─── DATA SHOWN ───

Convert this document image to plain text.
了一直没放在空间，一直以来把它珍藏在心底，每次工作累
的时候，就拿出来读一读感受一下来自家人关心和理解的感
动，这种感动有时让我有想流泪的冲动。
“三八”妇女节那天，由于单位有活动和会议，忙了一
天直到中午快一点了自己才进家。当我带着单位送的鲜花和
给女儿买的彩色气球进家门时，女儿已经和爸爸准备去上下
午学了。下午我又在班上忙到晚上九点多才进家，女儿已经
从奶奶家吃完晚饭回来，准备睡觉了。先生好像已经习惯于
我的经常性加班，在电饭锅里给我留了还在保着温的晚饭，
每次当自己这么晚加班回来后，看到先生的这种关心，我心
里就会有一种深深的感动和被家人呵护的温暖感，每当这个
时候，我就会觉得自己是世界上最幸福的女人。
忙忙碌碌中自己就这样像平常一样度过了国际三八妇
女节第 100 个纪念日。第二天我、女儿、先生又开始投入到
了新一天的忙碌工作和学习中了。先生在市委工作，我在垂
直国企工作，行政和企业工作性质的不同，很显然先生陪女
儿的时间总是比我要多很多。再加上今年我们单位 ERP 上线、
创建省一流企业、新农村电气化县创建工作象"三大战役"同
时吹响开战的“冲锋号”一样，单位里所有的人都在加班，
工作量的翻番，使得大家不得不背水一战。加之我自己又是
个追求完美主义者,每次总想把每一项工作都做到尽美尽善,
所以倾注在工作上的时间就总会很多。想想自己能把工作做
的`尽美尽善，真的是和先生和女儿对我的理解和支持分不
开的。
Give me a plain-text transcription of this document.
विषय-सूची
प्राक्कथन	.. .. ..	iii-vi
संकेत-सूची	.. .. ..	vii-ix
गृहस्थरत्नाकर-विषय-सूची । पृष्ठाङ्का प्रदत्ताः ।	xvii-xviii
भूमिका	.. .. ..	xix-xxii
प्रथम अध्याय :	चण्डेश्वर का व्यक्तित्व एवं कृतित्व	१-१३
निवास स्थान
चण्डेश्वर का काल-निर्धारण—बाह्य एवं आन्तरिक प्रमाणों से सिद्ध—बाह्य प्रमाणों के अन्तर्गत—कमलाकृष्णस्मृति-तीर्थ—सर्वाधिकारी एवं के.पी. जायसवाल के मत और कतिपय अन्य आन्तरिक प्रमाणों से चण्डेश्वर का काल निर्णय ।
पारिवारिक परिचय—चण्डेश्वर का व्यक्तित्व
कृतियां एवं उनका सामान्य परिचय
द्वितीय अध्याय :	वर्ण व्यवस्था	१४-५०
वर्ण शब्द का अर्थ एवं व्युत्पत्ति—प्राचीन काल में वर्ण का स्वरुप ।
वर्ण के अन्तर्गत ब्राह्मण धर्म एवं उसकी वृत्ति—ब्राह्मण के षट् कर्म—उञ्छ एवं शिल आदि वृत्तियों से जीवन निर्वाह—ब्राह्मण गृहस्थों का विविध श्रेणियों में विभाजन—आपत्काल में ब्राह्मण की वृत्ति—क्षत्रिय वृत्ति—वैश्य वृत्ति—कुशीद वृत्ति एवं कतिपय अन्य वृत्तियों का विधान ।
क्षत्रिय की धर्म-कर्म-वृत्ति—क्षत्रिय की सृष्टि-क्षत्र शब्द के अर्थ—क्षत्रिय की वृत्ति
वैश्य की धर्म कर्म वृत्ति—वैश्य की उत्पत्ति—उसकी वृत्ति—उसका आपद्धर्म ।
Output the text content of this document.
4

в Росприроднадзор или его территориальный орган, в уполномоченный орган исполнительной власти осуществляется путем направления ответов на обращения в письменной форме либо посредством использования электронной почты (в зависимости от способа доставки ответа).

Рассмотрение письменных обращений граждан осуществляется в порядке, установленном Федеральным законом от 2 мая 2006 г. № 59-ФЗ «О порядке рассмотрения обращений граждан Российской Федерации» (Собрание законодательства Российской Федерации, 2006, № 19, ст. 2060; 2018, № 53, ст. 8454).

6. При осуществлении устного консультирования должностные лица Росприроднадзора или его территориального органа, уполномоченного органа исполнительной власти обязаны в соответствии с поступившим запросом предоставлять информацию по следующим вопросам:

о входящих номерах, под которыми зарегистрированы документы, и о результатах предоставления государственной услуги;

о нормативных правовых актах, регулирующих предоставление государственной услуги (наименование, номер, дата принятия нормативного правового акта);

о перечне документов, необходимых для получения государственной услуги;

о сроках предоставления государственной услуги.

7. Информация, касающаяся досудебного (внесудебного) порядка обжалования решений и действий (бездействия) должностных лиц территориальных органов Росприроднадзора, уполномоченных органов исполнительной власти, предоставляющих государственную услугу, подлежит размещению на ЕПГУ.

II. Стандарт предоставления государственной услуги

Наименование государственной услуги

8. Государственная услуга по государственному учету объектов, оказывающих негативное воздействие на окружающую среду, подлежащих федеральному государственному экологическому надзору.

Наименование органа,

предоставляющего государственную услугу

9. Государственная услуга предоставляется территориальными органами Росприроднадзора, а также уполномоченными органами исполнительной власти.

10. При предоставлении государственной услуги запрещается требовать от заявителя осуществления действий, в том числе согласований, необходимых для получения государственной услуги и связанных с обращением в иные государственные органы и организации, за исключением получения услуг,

───

Locate all lines in the listing above with the word "Государственная". Copy them.

### RESULT FOR THIS EXERCISE
8. Государственная услуга по государственному учету объектов, оказывающих негативное воздействие на окружающую среду, подлежащих федеральному государственному экологическому надзору.
9. Государственная услуга предоставляется территориальными органами Росприроднадзора, а также уполномоченными органами исполнительной власти.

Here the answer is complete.